** Requirements **
The records below must be transcribed exactly. Do not include the pictures.

------------------------------------------------------------

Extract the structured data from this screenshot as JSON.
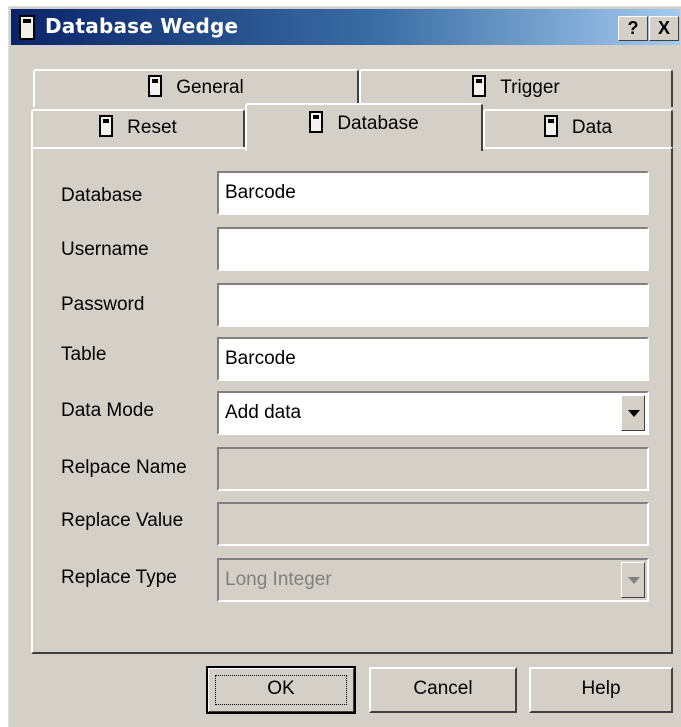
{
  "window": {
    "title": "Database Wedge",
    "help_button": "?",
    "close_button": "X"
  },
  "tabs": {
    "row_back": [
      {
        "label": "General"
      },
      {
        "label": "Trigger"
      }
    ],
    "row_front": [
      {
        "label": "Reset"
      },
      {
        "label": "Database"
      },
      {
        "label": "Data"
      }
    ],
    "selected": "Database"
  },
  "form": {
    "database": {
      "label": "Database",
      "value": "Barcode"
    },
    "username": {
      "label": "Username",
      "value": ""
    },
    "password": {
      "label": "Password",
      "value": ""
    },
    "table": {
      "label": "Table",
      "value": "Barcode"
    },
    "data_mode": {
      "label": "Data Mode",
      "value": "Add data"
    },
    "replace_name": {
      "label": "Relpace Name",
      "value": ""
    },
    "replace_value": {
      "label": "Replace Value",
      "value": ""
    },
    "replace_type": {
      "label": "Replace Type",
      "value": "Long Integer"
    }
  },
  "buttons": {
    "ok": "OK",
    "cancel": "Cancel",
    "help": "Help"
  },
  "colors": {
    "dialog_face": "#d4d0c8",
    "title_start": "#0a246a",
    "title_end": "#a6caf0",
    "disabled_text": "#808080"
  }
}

------------------------------------------------------------

** Task answer **
Extract the structured data from this screenshot as JSON.
{
  "window": {
    "title": "Database Wedge",
    "help_button": "?",
    "close_button": "X"
  },
  "tabs": {
    "row_back": [
      {
        "label": "General"
      },
      {
        "label": "Trigger"
      }
    ],
    "row_front": [
      {
        "label": "Reset"
      },
      {
        "label": "Database"
      },
      {
        "label": "Data"
      }
    ],
    "selected": "Database"
  },
  "form": {
    "database": {
      "label": "Database",
      "value": "Barcode"
    },
    "username": {
      "label": "Username",
      "value": ""
    },
    "password": {
      "label": "Password",
      "value": ""
    },
    "table": {
      "label": "Table",
      "value": "Barcode"
    },
    "data_mode": {
      "label": "Data Mode",
      "value": "Add data"
    },
    "replace_name": {
      "label": "Relpace Name",
      "value": ""
    },
    "replace_value": {
      "label": "Replace Value",
      "value": ""
    },
    "replace_type": {
      "label": "Replace Type",
      "value": "Long Integer"
    }
  },
  "buttons": {
    "ok": "OK",
    "cancel": "Cancel",
    "help": "Help"
  },
  "colors": {
    "dialog_face": "#d4d0c8",
    "title_start": "#0a246a",
    "title_end": "#a6caf0",
    "disabled_text": "#808080"
  }
}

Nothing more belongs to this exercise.